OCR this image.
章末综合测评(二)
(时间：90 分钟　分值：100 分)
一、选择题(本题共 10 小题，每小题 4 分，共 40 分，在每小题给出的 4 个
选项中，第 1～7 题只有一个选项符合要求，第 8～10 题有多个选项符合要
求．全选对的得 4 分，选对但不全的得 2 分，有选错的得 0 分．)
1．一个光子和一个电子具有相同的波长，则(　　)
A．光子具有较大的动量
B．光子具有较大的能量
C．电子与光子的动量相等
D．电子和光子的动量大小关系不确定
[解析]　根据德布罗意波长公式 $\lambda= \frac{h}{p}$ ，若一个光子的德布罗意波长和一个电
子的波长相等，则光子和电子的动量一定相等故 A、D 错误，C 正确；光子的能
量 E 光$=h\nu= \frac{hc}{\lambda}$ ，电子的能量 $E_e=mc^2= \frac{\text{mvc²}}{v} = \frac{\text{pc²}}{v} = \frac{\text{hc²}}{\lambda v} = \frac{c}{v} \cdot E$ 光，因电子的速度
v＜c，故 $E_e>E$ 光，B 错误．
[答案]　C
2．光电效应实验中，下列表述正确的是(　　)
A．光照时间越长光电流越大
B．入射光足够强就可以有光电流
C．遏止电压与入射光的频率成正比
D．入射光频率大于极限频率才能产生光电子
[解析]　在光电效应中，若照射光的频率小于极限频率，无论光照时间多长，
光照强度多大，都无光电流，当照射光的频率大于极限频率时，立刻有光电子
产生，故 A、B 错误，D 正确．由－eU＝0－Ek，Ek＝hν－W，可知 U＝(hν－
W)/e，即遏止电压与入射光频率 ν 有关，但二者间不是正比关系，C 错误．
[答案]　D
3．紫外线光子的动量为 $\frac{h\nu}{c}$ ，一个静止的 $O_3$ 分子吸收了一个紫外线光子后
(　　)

━━━━━━━━━━━━━━━━━━━━

#### [REQUIRED WORK]
Where a line in the entries holds the word "frac", copy that line.

#### [CORRECT ANSWER]
[解析]　根据德布罗意波长公式 $\lambda= \frac{h}{p}$ ，若一个光子的德布罗意波长和一个电
量 E 光$=h\nu= \frac{hc}{\lambda}$ ，电子的能量 $E_e=mc^2= \frac{\text{mvc²}}{v} = \frac{\text{pc²}}{v} = \frac{\text{hc²}}{\lambda v} = \frac{c}{v} \cdot E$ 光，因电子的速度
3．紫外线光子的动量为 $\frac{h\nu}{c}$ ，一个静止的 $O_3$ 分子吸收了一个紫外线光子后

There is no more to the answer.